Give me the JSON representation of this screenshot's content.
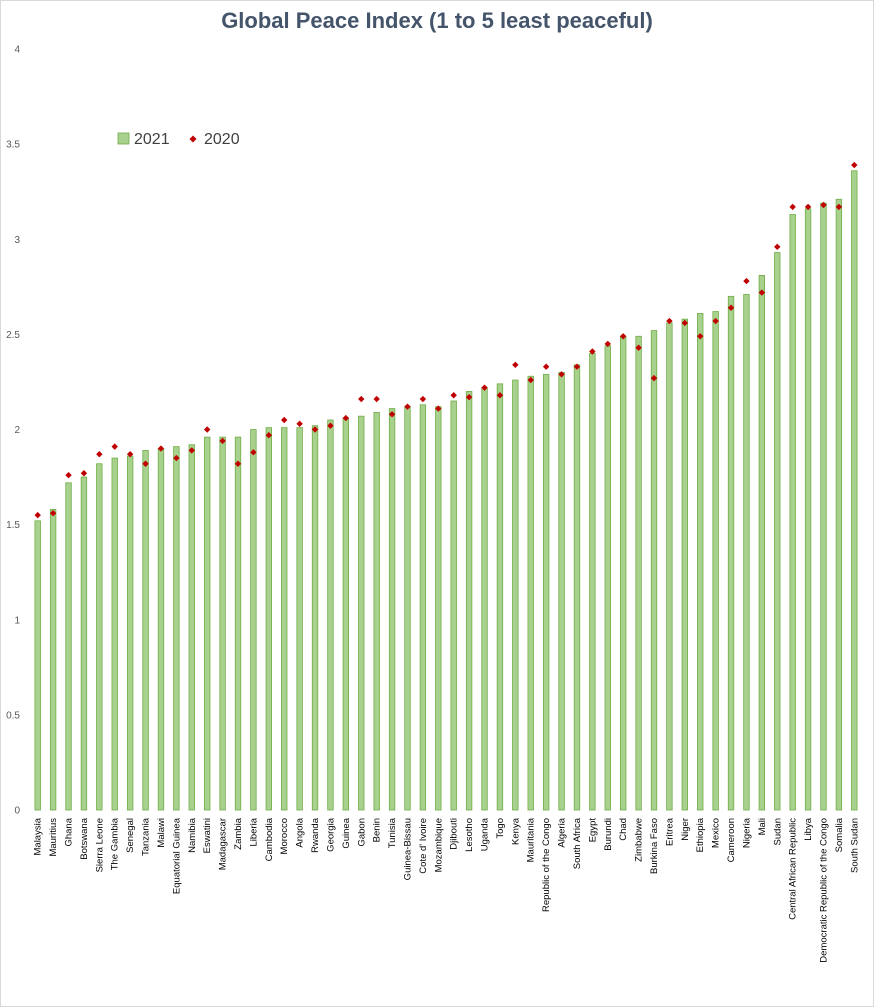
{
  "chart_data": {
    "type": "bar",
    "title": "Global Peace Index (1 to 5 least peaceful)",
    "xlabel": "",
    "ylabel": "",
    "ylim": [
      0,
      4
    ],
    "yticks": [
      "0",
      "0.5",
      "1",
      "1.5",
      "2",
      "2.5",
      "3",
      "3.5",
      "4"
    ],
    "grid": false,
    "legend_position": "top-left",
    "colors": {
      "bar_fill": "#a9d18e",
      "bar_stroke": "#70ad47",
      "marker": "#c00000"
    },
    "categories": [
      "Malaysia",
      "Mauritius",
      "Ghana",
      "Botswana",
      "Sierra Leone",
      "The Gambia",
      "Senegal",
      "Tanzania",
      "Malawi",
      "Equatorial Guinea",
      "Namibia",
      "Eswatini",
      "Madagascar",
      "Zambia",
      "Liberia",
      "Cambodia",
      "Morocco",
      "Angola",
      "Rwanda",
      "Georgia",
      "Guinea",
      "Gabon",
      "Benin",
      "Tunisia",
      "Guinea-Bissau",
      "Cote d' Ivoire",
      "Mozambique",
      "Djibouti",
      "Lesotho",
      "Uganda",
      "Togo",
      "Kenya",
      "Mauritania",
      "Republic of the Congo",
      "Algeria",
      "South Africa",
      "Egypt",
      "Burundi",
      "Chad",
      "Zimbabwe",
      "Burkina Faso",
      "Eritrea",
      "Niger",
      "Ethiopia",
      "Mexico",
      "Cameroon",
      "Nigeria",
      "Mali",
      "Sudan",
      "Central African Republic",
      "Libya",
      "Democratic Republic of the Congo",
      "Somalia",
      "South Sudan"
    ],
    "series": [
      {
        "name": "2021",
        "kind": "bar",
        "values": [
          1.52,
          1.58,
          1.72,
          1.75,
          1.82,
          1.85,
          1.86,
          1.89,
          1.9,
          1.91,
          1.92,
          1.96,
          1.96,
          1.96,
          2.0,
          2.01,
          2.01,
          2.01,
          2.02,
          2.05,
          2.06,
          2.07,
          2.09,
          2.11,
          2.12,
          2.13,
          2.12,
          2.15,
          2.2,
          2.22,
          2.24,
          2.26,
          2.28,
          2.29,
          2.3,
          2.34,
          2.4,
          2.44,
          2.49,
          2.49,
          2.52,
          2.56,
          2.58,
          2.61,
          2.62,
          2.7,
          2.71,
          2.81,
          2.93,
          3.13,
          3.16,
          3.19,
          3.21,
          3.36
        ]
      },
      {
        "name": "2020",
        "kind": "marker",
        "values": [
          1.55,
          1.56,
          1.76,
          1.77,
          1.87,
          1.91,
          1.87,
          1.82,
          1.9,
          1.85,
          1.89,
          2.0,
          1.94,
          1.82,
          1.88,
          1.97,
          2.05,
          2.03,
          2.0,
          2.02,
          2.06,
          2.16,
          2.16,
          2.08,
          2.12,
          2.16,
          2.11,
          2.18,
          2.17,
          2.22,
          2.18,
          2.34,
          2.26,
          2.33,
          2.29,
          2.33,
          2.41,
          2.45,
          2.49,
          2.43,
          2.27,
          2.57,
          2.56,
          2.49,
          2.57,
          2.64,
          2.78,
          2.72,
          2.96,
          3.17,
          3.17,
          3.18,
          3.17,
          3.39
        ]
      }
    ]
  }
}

-------------------------

**Instruction:** Output the entries above exactly, without their pictures.

**Output for this task:**
Give me the JSON representation of this screenshot's content.
{
  "chart_data": {
    "type": "bar",
    "title": "Global Peace Index (1 to 5 least peaceful)",
    "xlabel": "",
    "ylabel": "",
    "ylim": [
      0,
      4
    ],
    "yticks": [
      "0",
      "0.5",
      "1",
      "1.5",
      "2",
      "2.5",
      "3",
      "3.5",
      "4"
    ],
    "grid": false,
    "legend_position": "top-left",
    "colors": {
      "bar_fill": "#a9d18e",
      "bar_stroke": "#70ad47",
      "marker": "#c00000"
    },
    "categories": [
      "Malaysia",
      "Mauritius",
      "Ghana",
      "Botswana",
      "Sierra Leone",
      "The Gambia",
      "Senegal",
      "Tanzania",
      "Malawi",
      "Equatorial Guinea",
      "Namibia",
      "Eswatini",
      "Madagascar",
      "Zambia",
      "Liberia",
      "Cambodia",
      "Morocco",
      "Angola",
      "Rwanda",
      "Georgia",
      "Guinea",
      "Gabon",
      "Benin",
      "Tunisia",
      "Guinea-Bissau",
      "Cote d' Ivoire",
      "Mozambique",
      "Djibouti",
      "Lesotho",
      "Uganda",
      "Togo",
      "Kenya",
      "Mauritania",
      "Republic of the Congo",
      "Algeria",
      "South Africa",
      "Egypt",
      "Burundi",
      "Chad",
      "Zimbabwe",
      "Burkina Faso",
      "Eritrea",
      "Niger",
      "Ethiopia",
      "Mexico",
      "Cameroon",
      "Nigeria",
      "Mali",
      "Sudan",
      "Central African Republic",
      "Libya",
      "Democratic Republic of the Congo",
      "Somalia",
      "South Sudan"
    ],
    "series": [
      {
        "name": "2021",
        "kind": "bar",
        "values": [
          1.52,
          1.58,
          1.72,
          1.75,
          1.82,
          1.85,
          1.86,
          1.89,
          1.9,
          1.91,
          1.92,
          1.96,
          1.96,
          1.96,
          2.0,
          2.01,
          2.01,
          2.01,
          2.02,
          2.05,
          2.06,
          2.07,
          2.09,
          2.11,
          2.12,
          2.13,
          2.12,
          2.15,
          2.2,
          2.22,
          2.24,
          2.26,
          2.28,
          2.29,
          2.3,
          2.34,
          2.4,
          2.44,
          2.49,
          2.49,
          2.52,
          2.56,
          2.58,
          2.61,
          2.62,
          2.7,
          2.71,
          2.81,
          2.93,
          3.13,
          3.16,
          3.19,
          3.21,
          3.36
        ]
      },
      {
        "name": "2020",
        "kind": "marker",
        "values": [
          1.55,
          1.56,
          1.76,
          1.77,
          1.87,
          1.91,
          1.87,
          1.82,
          1.9,
          1.85,
          1.89,
          2.0,
          1.94,
          1.82,
          1.88,
          1.97,
          2.05,
          2.03,
          2.0,
          2.02,
          2.06,
          2.16,
          2.16,
          2.08,
          2.12,
          2.16,
          2.11,
          2.18,
          2.17,
          2.22,
          2.18,
          2.34,
          2.26,
          2.33,
          2.29,
          2.33,
          2.41,
          2.45,
          2.49,
          2.43,
          2.27,
          2.57,
          2.56,
          2.49,
          2.57,
          2.64,
          2.78,
          2.72,
          2.96,
          3.17,
          3.17,
          3.18,
          3.17,
          3.39
        ]
      }
    ]
  }
}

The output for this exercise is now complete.